WHAT THE TASK ASKS:
Return each line of the records holding the string "fiber".

MATERIAL SHOWN:
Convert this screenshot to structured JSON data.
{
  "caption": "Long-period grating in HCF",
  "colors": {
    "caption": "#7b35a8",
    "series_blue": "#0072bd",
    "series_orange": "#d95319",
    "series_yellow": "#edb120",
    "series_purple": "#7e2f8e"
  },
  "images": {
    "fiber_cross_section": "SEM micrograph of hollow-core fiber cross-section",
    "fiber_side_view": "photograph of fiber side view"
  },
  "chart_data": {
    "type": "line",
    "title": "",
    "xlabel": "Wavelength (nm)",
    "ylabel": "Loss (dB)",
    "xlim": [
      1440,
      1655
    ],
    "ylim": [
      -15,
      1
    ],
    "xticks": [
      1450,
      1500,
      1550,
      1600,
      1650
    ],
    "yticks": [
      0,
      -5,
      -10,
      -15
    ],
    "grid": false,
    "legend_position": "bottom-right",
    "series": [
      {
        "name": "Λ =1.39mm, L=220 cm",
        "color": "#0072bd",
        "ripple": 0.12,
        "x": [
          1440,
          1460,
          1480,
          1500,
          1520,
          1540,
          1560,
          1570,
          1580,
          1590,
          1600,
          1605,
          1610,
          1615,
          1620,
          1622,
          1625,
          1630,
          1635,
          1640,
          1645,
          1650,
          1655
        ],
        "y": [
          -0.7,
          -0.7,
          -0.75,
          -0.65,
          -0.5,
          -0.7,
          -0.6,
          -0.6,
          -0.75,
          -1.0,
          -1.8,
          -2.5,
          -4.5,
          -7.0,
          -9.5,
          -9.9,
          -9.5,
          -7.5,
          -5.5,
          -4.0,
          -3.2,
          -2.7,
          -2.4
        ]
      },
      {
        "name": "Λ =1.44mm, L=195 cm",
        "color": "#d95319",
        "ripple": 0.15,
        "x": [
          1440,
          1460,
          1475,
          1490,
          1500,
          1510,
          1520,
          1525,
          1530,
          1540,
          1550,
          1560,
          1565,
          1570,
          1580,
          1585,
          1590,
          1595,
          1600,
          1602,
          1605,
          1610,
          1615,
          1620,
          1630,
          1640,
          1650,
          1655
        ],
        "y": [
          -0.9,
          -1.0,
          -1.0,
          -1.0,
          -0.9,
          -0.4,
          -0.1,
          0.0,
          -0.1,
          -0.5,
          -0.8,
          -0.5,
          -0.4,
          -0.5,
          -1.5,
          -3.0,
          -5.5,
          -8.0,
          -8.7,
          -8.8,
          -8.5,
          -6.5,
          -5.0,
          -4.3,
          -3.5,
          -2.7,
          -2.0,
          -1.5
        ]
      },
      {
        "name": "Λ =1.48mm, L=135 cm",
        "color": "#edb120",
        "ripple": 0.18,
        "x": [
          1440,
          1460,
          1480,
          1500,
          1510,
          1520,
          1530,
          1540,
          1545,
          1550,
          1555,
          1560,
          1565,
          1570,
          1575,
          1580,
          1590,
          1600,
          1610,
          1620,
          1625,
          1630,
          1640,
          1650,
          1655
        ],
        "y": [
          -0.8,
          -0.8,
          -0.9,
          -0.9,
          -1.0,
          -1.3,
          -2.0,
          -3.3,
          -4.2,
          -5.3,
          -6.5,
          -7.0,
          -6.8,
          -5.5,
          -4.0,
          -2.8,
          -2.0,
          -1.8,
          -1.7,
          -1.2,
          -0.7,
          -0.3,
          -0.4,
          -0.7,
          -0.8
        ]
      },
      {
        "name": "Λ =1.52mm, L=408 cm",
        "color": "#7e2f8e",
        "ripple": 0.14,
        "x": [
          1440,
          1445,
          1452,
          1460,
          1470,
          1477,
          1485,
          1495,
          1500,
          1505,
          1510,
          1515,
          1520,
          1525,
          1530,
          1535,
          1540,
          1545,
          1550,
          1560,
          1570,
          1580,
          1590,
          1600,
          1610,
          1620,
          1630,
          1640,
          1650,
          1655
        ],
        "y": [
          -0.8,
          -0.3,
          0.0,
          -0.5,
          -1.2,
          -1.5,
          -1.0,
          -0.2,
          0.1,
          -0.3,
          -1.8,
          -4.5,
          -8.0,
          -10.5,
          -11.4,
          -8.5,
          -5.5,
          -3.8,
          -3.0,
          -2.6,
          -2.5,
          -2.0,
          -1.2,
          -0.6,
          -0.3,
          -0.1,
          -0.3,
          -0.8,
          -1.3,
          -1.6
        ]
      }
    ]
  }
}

REPLY TO THE EXERCISE:
    "fiber_cross_section": "SEM micrograph of hollow-core fiber cross-section",
    "fiber_side_view": "photograph of fiber side view"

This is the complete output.